Write out all the entries word for word, but skip any images.

[Data items]
== == ==
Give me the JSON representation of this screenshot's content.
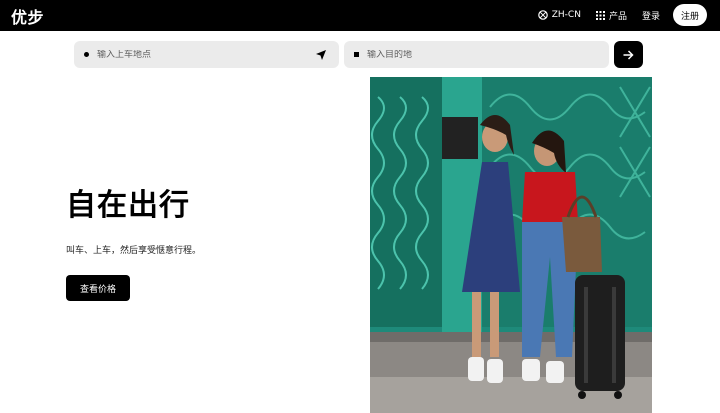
{
  "header": {
    "logo": "优步",
    "language": "ZH-CN",
    "products": "产品",
    "login": "登录",
    "signup": "注册"
  },
  "search": {
    "pickup_placeholder": "输入上车地点",
    "destination_placeholder": "输入目的地"
  },
  "hero": {
    "title": "自在出行",
    "subtitle": "叫车、上车，然后享受惬意行程。",
    "cta": "查看价格"
  },
  "icons": [
    "globe-icon",
    "grid-icon",
    "locate-arrow-icon",
    "arrow-right-icon"
  ]
}
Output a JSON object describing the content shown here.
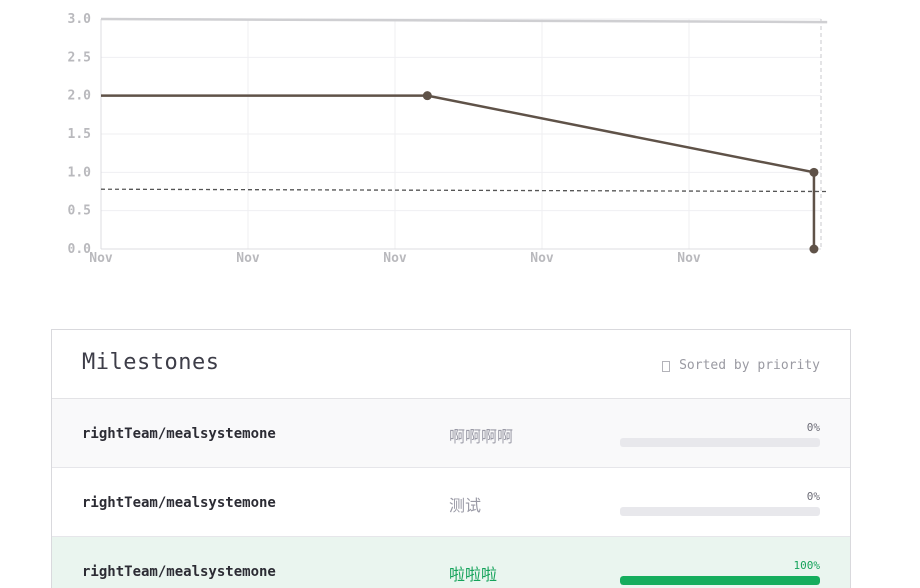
{
  "chart_data": {
    "type": "line",
    "y_ticks": [
      "3.0",
      "2.5",
      "2.0",
      "1.5",
      "1.0",
      "0.5",
      "0.0"
    ],
    "x_ticks": [
      "Nov",
      "Nov",
      "Nov",
      "Nov",
      "Nov"
    ],
    "ylim": [
      0,
      3
    ],
    "grid": true,
    "series": [
      {
        "style": "solid",
        "color": "#5f5248",
        "points": [
          [
            0,
            2.0
          ],
          [
            2.22,
            2.0
          ],
          [
            4.85,
            1.0
          ],
          [
            4.85,
            0.0
          ]
        ]
      },
      {
        "style": "dashed",
        "color": "#555555",
        "points": [
          [
            0,
            0.78
          ],
          [
            4.94,
            0.75
          ]
        ]
      },
      {
        "style": "solid",
        "color": "#cfcfd2",
        "points": [
          [
            0,
            3.0
          ],
          [
            4.94,
            2.96
          ]
        ]
      }
    ],
    "markers": [
      [
        2.22,
        2.0
      ],
      [
        4.85,
        1.0
      ],
      [
        4.85,
        0.0
      ]
    ]
  },
  "milestones": {
    "title": "Milestones",
    "sort_label": "Sorted by priority",
    "sort_icon": "sort-icon",
    "rows": [
      {
        "repo": "rightTeam/mealsystemone",
        "name": "啊啊啊啊",
        "percent": "0%",
        "progress": 0
      },
      {
        "repo": "rightTeam/mealsystemone",
        "name": "测试",
        "percent": "0%",
        "progress": 0
      },
      {
        "repo": "rightTeam/mealsystemone",
        "name": "啦啦啦",
        "percent": "100%",
        "progress": 100
      }
    ]
  }
}
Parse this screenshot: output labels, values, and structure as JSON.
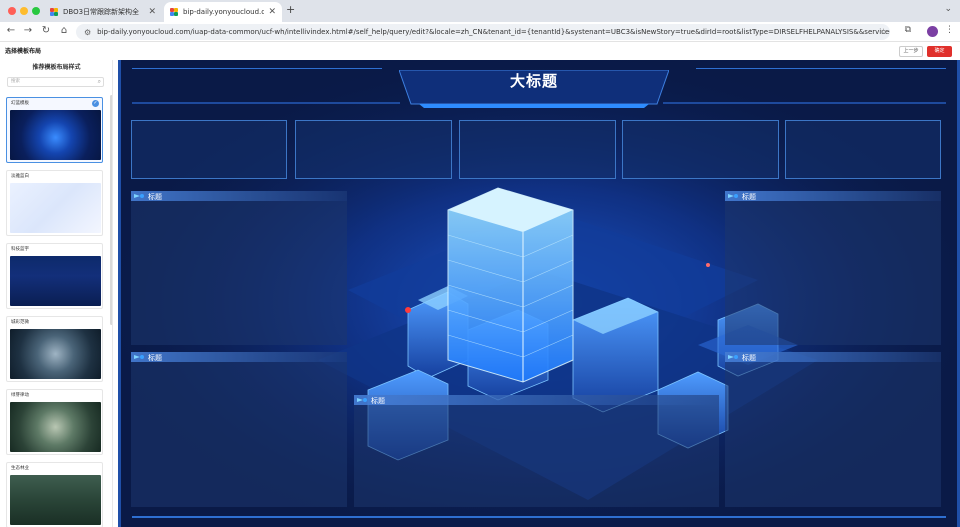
{
  "browser": {
    "tabs": [
      {
        "title": "DBO3日常跟踪新架构全",
        "active": false
      },
      {
        "title": "bip-daily.yonyoucloud.com/",
        "active": true
      }
    ],
    "url": "bip-daily.yonyoucloud.com/iuap-data-common/ucf-wh/intellivindex.html#/self_help/query/edit?&locale=zh_CN&tenant_id={tenantId}&systenant=UBC3&isNewStory=true&dirId=root&listType=DIRSELFHELPANALYSIS&&serviceC..."
  },
  "header": {
    "title": "选择模板布局",
    "prev_label": "上一步",
    "done_label": "确定"
  },
  "sidebar": {
    "heading": "推荐模板布局样式",
    "search_placeholder": "搜索",
    "templates": [
      {
        "label": "幻蓝模板",
        "selected": true
      },
      {
        "label": "淡雅蓝白",
        "selected": false
      },
      {
        "label": "科技蓝宇",
        "selected": false
      },
      {
        "label": "城彩范微",
        "selected": false
      },
      {
        "label": "绿芽律动",
        "selected": false
      },
      {
        "label": "生态林业",
        "selected": false
      }
    ]
  },
  "canvas": {
    "big_title": "大标题",
    "panel_title": "标题"
  },
  "colors": {
    "accent_red": "#e0302b",
    "accent_blue": "#4a90e2",
    "canvas_bg": "#0a1a47"
  }
}
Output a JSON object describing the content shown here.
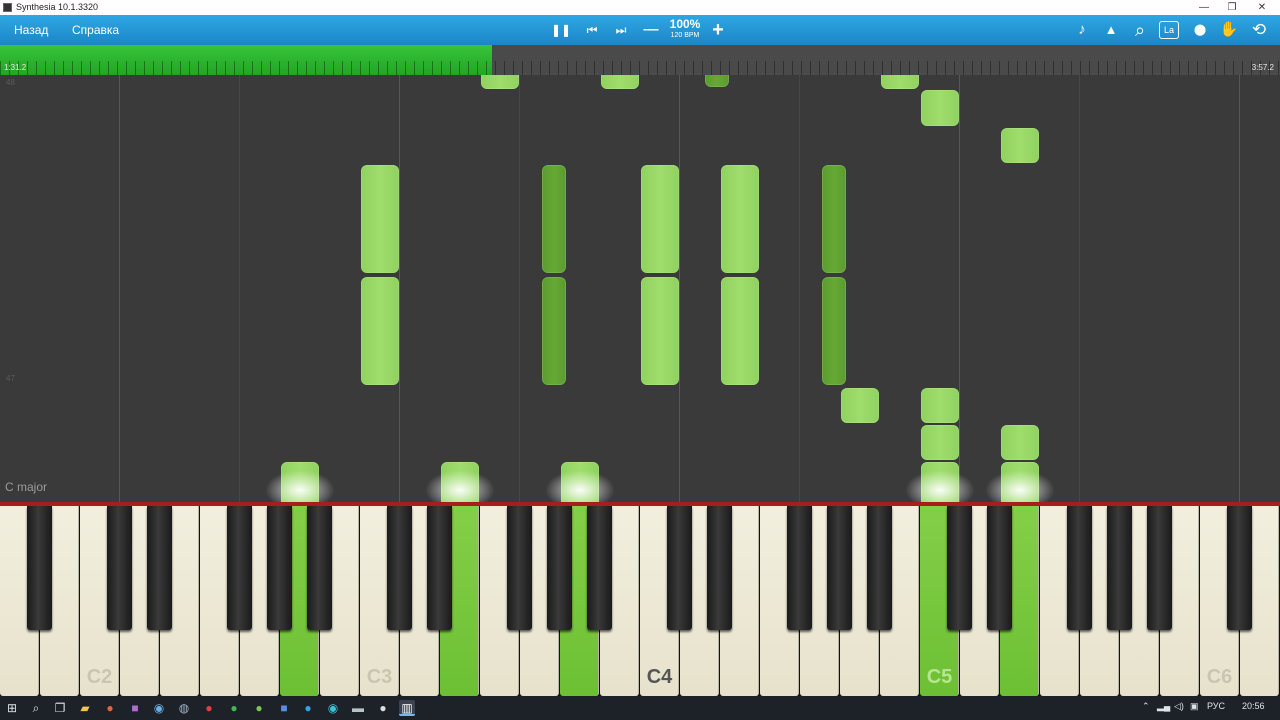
{
  "window": {
    "title": "Synthesia 10.1.3320",
    "minimize": "—",
    "restore": "❐",
    "close": "✕"
  },
  "toolbar": {
    "back_label": "Назад",
    "help_label": "Справка",
    "pause_icon": "❚❚",
    "prev_icon": "⏮",
    "next_icon": "⏭",
    "slower_icon": "—",
    "faster_icon": "+",
    "speed": "100%",
    "bpm": "120 BPM",
    "right_icons": [
      {
        "name": "music-note-icon",
        "glyph": "♪"
      },
      {
        "name": "metronome-icon",
        "glyph": "▲"
      },
      {
        "name": "magnifier-icon",
        "glyph": "⌕"
      },
      {
        "name": "note-labels-icon",
        "glyph": "La"
      },
      {
        "name": "location-pin-icon",
        "glyph": "⬤"
      },
      {
        "name": "hand-icon",
        "glyph": "✋"
      },
      {
        "name": "loop-icon",
        "glyph": "⟲"
      }
    ]
  },
  "timeline": {
    "current": "1:31.2",
    "total": "3:57.2",
    "progress": 0.384,
    "color": "#2db530"
  },
  "roll": {
    "measure_top": "48",
    "measure_mid": "47",
    "key_signature": "C major",
    "note_color": "#98d866",
    "dark_note_color": "#62a332"
  },
  "keyboard": {
    "octave_labels": [
      "C2",
      "C3",
      "C4",
      "C5",
      "C6"
    ],
    "pressed_color": "#76c53c",
    "line_color": "#a81e1e"
  },
  "taskbar": {
    "tray_lang": "РУС",
    "clock": "20:56"
  }
}
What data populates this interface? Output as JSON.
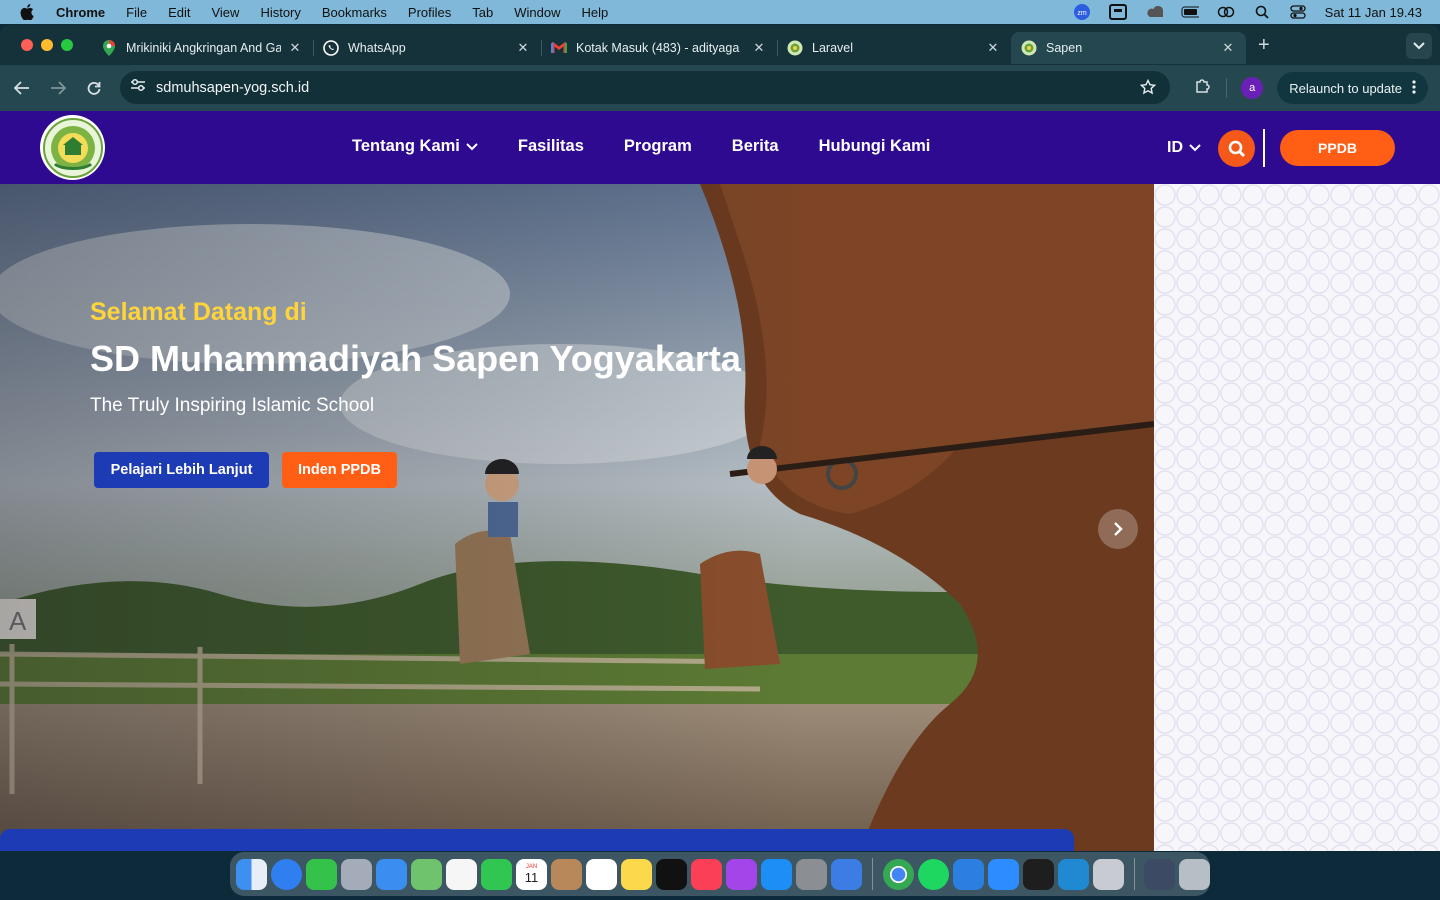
{
  "menubar": {
    "app": "Chrome",
    "items": [
      "File",
      "Edit",
      "View",
      "History",
      "Bookmarks",
      "Profiles",
      "Tab",
      "Window",
      "Help"
    ],
    "clock": "Sat 11 Jan  19.43"
  },
  "tabs": [
    {
      "title": "Mrikiniki Angkringan And Gall",
      "icon": "maps-pin-icon"
    },
    {
      "title": "WhatsApp",
      "icon": "whatsapp-icon"
    },
    {
      "title": "Kotak Masuk (483) - adityaga",
      "icon": "gmail-icon"
    },
    {
      "title": "Laravel",
      "icon": "site-logo-icon"
    },
    {
      "title": "Sapen",
      "icon": "site-logo-icon",
      "active": true
    }
  ],
  "toolbar": {
    "url": "sdmuhsapen-yog.sch.id",
    "profile_initial": "a",
    "relaunch_label": "Relaunch to update"
  },
  "site": {
    "nav": [
      "Tentang Kami",
      "Fasilitas",
      "Program",
      "Berita",
      "Hubungi Kami"
    ],
    "lang": "ID",
    "ppdb_label": "PPDB",
    "hero": {
      "welcome": "Selamat Datang di",
      "title": "SD Muhammadiyah Sapen Yogyakarta",
      "tagline": "The Truly Inspiring Islamic School",
      "learn_more": "Pelajari Lebih Lanjut",
      "inden": "Inden PPDB"
    }
  },
  "colors": {
    "nav_bg": "#2e0a91",
    "accent_orange": "#ff5e14",
    "accent_blue": "#1c3bb4",
    "hero_yellow": "#ffd43b"
  },
  "dock": [
    "finder",
    "safari",
    "messages",
    "launchpad",
    "mail",
    "maps",
    "photos",
    "facetime",
    "calendar",
    "contacts",
    "reminders",
    "notes",
    "tv",
    "music",
    "podcasts",
    "app-store",
    "system-settings",
    "xcode",
    "chrome",
    "spotify",
    "migration",
    "zoom",
    "terminal",
    "vscode",
    "settings",
    "downloads",
    "trash"
  ],
  "calendar_day": "11",
  "calendar_month": "JAN"
}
== == ==
Written solution
Give me the JSON representation of this screenshot's content.
{
  "header": {
    "logo": "优步",
    "language": "ZH-CN",
    "products": "产品",
    "login": "登录",
    "signup": "注册"
  },
  "search": {
    "pickup_placeholder": "输入上车地点",
    "destination_placeholder": "输入目的地"
  },
  "hero": {
    "title": "自在出行",
    "subtitle": "叫车、上车，然后享受惬意行程。",
    "cta": "查看价格"
  },
  "icons": [
    "globe-icon",
    "grid-icon",
    "locate-arrow-icon",
    "arrow-right-icon"
  ]
}
Output a JSON object describing the content shown here.
{
  "chart_data": {
    "type": "line",
    "y_ticks": [
      "3.0",
      "2.5",
      "2.0",
      "1.5",
      "1.0",
      "0.5",
      "0.0"
    ],
    "x_ticks": [
      "Nov",
      "Nov",
      "Nov",
      "Nov",
      "Nov"
    ],
    "ylim": [
      0,
      3
    ],
    "grid": true,
    "series": [
      {
        "style": "solid",
        "color": "#5f5248",
        "points": [
          [
            0,
            2.0
          ],
          [
            2.22,
            2.0
          ],
          [
            4.85,
            1.0
          ],
          [
            4.85,
            0.0
          ]
        ]
      },
      {
        "style": "dashed",
        "color": "#555555",
        "points": [
          [
            0,
            0.78
          ],
          [
            4.94,
            0.75
          ]
        ]
      },
      {
        "style": "solid",
        "color": "#cfcfd2",
        "points": [
          [
            0,
            3.0
          ],
          [
            4.94,
            2.96
          ]
        ]
      }
    ],
    "markers": [
      [
        2.22,
        2.0
      ],
      [
        4.85,
        1.0
      ],
      [
        4.85,
        0.0
      ]
    ]
  },
  "milestones": {
    "title": "Milestones",
    "sort_label": "Sorted by priority",
    "sort_icon": "sort-icon",
    "rows": [
      {
        "repo": "rightTeam/mealsystemone",
        "name": "啊啊啊啊",
        "percent": "0%",
        "progress": 0
      },
      {
        "repo": "rightTeam/mealsystemone",
        "name": "测试",
        "percent": "0%",
        "progress": 0
      },
      {
        "repo": "rightTeam/mealsystemone",
        "name": "啦啦啦",
        "percent": "100%",
        "progress": 100
      }
    ]
  }
}
Parse this screenshot: output labels, values, and structure as JSON.
{
  "browser": {
    "tabs": [
      {
        "title": "DBO3日常跟踪新架构全",
        "active": false
      },
      {
        "title": "bip-daily.yonyoucloud.com/",
        "active": true
      }
    ],
    "url": "bip-daily.yonyoucloud.com/iuap-data-common/ucf-wh/intellivindex.html#/self_help/query/edit?&locale=zh_CN&tenant_id={tenantId}&systenant=UBC3&isNewStory=true&dirId=root&listType=DIRSELFHELPANALYSIS&&serviceC..."
  },
  "header": {
    "title": "选择模板布局",
    "prev_label": "上一步",
    "done_label": "确定"
  },
  "sidebar": {
    "heading": "推荐模板布局样式",
    "search_placeholder": "搜索",
    "templates": [
      {
        "label": "幻蓝模板",
        "selected": true
      },
      {
        "label": "淡雅蓝白",
        "selected": false
      },
      {
        "label": "科技蓝宇",
        "selected": false
      },
      {
        "label": "城彩范微",
        "selected": false
      },
      {
        "label": "绿芽律动",
        "selected": false
      },
      {
        "label": "生态林业",
        "selected": false
      }
    ]
  },
  "canvas": {
    "big_title": "大标题",
    "panel_title": "标题"
  },
  "colors": {
    "accent_red": "#e0302b",
    "accent_blue": "#4a90e2",
    "canvas_bg": "#0a1a47"
  }
}
Output a JSON object describing the content shown here.
{
  "window": {
    "title": "Synthesia 10.1.3320",
    "minimize": "—",
    "restore": "❐",
    "close": "✕"
  },
  "toolbar": {
    "back_label": "Назад",
    "help_label": "Справка",
    "pause_icon": "❚❚",
    "prev_icon": "⏮",
    "next_icon": "⏭",
    "slower_icon": "—",
    "faster_icon": "+",
    "speed": "100%",
    "bpm": "120 BPM",
    "right_icons": [
      {
        "name": "music-note-icon",
        "glyph": "♪"
      },
      {
        "name": "metronome-icon",
        "glyph": "▲"
      },
      {
        "name": "magnifier-icon",
        "glyph": "⌕"
      },
      {
        "name": "note-labels-icon",
        "glyph": "La"
      },
      {
        "name": "location-pin-icon",
        "glyph": "⬤"
      },
      {
        "name": "hand-icon",
        "glyph": "✋"
      },
      {
        "name": "loop-icon",
        "glyph": "⟲"
      }
    ]
  },
  "timeline": {
    "current": "1:31.2",
    "total": "3:57.2",
    "progress": 0.384,
    "color": "#2db530"
  },
  "roll": {
    "measure_top": "48",
    "measure_mid": "47",
    "key_signature": "C major",
    "note_color": "#98d866",
    "dark_note_color": "#62a332"
  },
  "keyboard": {
    "octave_labels": [
      "C2",
      "C3",
      "C4",
      "C5",
      "C6"
    ],
    "pressed_color": "#76c53c",
    "line_color": "#a81e1e"
  },
  "taskbar": {
    "tray_lang": "РУС",
    "clock": "20:56"
  }
}
What data populates this interface? Output as JSON.
{
  "menubar": {
    "app": "Chrome",
    "items": [
      "File",
      "Edit",
      "View",
      "History",
      "Bookmarks",
      "Profiles",
      "Tab",
      "Window",
      "Help"
    ],
    "clock": "Sat 11 Jan  19.43"
  },
  "tabs": [
    {
      "title": "Mrikiniki Angkringan And Gall",
      "icon": "maps-pin-icon"
    },
    {
      "title": "WhatsApp",
      "icon": "whatsapp-icon"
    },
    {
      "title": "Kotak Masuk (483) - adityaga",
      "icon": "gmail-icon"
    },
    {
      "title": "Laravel",
      "icon": "site-logo-icon"
    },
    {
      "title": "Sapen",
      "icon": "site-logo-icon",
      "active": true
    }
  ],
  "toolbar": {
    "url": "sdmuhsapen-yog.sch.id",
    "profile_initial": "a",
    "relaunch_label": "Relaunch to update"
  },
  "site": {
    "nav": [
      "Tentang Kami",
      "Fasilitas",
      "Program",
      "Berita",
      "Hubungi Kami"
    ],
    "lang": "ID",
    "ppdb_label": "PPDB",
    "hero": {
      "welcome": "Selamat Datang di",
      "title": "SD Muhammadiyah Sapen Yogyakarta",
      "tagline": "The Truly Inspiring Islamic School",
      "learn_more": "Pelajari Lebih Lanjut",
      "inden": "Inden PPDB"
    }
  },
  "colors": {
    "nav_bg": "#2e0a91",
    "accent_orange": "#ff5e14",
    "accent_blue": "#1c3bb4",
    "hero_yellow": "#ffd43b"
  },
  "dock": [
    "finder",
    "safari",
    "messages",
    "launchpad",
    "mail",
    "maps",
    "photos",
    "facetime",
    "calendar",
    "contacts",
    "reminders",
    "notes",
    "tv",
    "music",
    "podcasts",
    "app-store",
    "system-settings",
    "xcode",
    "chrome",
    "spotify",
    "migration",
    "zoom",
    "terminal",
    "vscode",
    "settings",
    "downloads",
    "trash"
  ],
  "calendar_day": "11",
  "calendar_month": "JAN"
}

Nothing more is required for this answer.